(Work to do)
Every line that contains the word "Global" should be copied.

(Recorded information)

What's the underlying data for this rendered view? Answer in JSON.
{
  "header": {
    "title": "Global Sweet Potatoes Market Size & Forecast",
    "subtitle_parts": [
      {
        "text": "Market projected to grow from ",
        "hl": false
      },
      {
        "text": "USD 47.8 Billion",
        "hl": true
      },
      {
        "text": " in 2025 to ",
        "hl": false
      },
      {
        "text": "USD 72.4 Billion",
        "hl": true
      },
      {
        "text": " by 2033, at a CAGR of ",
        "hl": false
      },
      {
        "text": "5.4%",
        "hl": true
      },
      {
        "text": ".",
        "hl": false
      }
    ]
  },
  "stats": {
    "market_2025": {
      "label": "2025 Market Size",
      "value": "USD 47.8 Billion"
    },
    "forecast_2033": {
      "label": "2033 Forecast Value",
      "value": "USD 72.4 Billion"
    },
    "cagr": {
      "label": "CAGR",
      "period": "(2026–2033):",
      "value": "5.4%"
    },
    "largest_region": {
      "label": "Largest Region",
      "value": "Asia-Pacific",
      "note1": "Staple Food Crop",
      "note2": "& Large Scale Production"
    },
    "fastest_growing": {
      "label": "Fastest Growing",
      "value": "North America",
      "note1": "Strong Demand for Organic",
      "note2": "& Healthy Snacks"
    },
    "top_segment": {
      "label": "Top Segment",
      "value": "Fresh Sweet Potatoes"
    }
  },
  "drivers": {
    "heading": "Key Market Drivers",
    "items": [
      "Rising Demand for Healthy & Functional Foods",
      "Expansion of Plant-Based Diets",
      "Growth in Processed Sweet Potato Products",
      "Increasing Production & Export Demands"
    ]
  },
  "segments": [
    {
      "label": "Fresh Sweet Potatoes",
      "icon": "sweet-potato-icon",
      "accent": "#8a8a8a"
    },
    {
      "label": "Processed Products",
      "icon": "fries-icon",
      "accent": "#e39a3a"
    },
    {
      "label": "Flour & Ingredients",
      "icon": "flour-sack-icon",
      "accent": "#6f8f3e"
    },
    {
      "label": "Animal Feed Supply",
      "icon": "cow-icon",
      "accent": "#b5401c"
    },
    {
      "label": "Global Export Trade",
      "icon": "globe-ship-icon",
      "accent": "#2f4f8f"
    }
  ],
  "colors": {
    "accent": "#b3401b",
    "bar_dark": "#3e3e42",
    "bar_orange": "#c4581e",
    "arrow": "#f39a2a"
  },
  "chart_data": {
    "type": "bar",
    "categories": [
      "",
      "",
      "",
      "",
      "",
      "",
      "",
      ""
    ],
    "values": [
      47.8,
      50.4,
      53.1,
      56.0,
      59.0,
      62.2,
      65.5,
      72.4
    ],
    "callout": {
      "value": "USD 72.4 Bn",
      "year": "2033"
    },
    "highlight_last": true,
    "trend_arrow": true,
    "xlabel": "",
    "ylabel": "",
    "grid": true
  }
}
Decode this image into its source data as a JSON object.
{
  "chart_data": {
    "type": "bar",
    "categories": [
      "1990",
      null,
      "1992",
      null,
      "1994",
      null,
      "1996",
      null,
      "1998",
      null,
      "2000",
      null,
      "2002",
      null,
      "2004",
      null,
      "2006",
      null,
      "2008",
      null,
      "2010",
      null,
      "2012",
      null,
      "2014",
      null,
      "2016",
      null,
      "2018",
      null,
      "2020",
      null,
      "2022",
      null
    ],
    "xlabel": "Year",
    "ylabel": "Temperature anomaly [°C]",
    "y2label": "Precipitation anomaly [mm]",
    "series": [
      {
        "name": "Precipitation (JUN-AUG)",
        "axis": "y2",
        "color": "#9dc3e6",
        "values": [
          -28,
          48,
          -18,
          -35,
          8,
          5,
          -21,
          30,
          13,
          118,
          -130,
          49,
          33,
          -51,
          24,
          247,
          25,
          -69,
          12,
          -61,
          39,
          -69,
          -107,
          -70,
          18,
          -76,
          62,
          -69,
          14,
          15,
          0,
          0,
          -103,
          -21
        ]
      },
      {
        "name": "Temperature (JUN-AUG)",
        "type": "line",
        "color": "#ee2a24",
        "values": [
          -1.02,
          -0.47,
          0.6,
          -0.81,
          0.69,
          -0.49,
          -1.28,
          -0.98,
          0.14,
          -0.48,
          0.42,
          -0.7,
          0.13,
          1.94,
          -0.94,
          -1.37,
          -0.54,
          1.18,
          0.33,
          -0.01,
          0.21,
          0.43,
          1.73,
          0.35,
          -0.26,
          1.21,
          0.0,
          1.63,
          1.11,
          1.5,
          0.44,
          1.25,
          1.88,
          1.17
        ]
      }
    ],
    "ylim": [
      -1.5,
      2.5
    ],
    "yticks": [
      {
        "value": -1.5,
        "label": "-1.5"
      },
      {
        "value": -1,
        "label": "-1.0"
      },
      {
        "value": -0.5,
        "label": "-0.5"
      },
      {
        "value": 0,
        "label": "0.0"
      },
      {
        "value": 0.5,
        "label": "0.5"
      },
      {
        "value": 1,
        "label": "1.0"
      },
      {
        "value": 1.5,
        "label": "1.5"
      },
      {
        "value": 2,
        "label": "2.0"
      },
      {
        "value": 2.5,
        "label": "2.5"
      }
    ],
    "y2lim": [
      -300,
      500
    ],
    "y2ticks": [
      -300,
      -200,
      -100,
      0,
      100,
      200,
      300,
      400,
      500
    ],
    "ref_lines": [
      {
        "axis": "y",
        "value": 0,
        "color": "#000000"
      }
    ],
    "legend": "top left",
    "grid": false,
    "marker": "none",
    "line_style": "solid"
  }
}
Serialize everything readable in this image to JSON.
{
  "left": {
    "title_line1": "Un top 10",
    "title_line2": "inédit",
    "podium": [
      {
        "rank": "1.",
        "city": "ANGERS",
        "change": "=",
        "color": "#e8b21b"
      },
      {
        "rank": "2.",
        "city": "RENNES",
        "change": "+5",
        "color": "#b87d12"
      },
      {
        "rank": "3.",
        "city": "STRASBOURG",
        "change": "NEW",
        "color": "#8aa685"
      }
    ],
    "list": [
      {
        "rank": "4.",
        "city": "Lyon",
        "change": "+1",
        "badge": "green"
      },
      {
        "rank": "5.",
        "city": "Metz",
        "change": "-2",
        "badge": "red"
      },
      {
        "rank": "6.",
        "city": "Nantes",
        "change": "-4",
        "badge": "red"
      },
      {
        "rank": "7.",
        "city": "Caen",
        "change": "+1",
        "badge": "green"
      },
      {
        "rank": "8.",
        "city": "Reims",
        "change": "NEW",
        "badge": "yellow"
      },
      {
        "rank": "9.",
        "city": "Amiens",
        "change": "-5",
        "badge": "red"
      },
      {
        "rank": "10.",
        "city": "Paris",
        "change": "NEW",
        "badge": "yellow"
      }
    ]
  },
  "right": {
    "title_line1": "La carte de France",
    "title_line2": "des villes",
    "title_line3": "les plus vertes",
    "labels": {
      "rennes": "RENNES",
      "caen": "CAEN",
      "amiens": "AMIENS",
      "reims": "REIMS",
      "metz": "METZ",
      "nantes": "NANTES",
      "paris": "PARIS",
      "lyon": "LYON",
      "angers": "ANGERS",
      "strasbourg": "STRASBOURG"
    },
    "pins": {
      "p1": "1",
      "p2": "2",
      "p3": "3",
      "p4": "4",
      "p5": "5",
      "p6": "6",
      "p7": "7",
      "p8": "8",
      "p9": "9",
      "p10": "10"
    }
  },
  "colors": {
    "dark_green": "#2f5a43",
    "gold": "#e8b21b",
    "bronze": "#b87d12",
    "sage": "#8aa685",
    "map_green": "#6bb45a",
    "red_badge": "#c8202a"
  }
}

(Full answer)
    "title": "Global Sweet Potatoes Market Size & Forecast",
      "label": "Global Export Trade",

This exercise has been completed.